Directions:
Copy each line below that contains "text".

Data supplied:
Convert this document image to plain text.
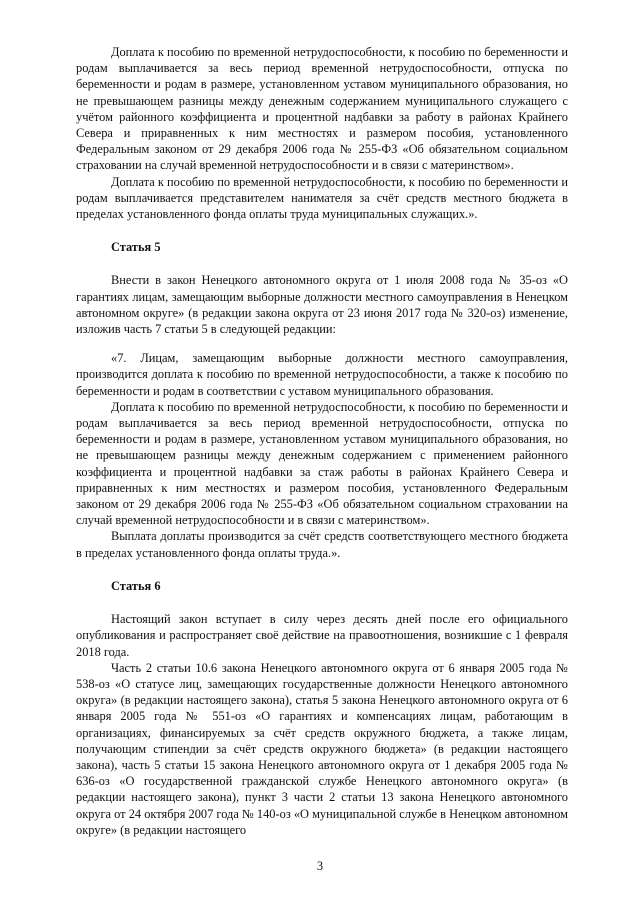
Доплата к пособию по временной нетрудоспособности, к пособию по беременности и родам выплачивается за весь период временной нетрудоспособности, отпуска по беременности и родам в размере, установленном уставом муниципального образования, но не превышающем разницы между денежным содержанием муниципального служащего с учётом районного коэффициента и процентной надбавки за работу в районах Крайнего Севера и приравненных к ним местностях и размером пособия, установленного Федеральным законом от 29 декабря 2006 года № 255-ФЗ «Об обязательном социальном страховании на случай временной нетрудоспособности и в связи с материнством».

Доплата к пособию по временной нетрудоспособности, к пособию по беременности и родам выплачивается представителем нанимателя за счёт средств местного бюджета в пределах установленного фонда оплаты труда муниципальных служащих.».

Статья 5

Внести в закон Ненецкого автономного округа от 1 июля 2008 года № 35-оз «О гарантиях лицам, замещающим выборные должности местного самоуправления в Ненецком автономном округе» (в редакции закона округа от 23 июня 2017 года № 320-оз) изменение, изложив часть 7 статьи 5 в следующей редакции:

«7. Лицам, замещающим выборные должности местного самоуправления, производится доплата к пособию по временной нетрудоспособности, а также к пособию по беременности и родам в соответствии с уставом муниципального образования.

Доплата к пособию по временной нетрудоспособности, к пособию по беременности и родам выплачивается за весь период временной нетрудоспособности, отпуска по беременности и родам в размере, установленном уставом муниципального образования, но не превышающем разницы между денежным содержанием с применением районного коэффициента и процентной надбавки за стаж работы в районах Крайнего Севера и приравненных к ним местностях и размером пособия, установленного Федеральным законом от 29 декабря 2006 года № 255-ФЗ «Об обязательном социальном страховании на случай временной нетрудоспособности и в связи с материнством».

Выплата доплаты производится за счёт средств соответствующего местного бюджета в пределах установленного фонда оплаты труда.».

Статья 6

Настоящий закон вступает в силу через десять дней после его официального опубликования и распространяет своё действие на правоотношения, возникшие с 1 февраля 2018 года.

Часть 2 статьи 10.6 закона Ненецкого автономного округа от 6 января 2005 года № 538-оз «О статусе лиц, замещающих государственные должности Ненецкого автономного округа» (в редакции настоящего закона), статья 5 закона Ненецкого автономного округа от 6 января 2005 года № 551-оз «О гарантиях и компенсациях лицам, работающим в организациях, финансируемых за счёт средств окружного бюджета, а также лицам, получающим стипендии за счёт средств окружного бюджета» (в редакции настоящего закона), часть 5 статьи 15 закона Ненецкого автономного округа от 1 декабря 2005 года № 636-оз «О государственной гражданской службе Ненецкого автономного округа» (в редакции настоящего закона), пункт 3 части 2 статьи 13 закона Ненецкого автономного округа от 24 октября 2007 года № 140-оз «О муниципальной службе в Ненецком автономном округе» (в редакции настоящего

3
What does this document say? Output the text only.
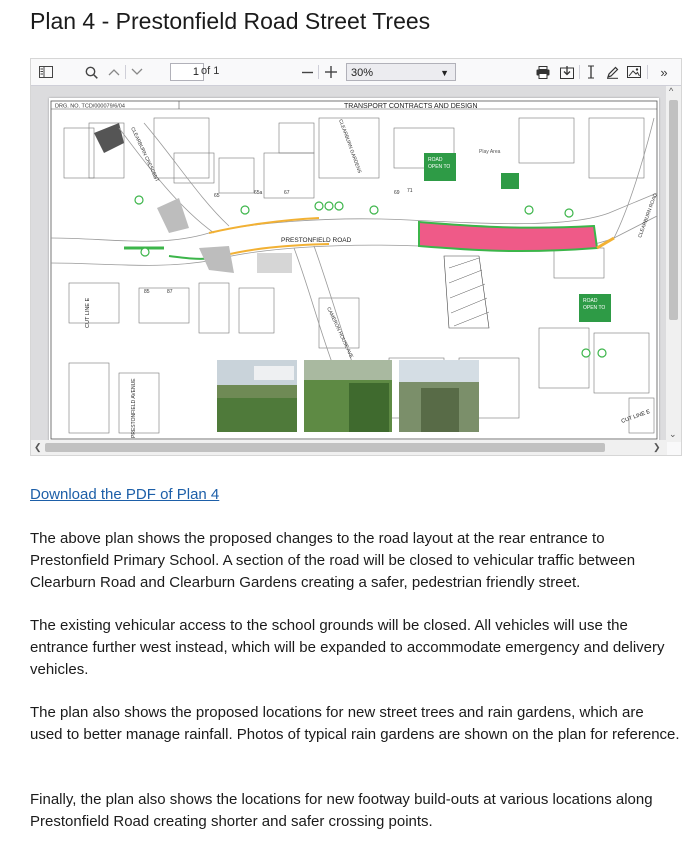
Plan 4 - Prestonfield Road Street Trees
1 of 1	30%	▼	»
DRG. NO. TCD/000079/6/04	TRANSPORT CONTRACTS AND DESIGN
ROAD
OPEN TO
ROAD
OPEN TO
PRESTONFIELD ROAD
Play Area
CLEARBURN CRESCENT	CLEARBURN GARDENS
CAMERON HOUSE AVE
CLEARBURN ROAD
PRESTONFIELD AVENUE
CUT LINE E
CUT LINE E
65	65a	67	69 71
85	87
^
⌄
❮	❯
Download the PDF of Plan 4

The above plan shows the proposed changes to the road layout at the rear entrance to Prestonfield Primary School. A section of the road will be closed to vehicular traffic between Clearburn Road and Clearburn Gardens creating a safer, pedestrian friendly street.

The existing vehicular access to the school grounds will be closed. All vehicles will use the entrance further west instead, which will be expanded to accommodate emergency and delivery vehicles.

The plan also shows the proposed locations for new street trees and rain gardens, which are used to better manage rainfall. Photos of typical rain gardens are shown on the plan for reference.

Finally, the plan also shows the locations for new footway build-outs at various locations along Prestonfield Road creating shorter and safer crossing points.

Solution:
Convert this document image to plain text.
What does this document say? Output the text only.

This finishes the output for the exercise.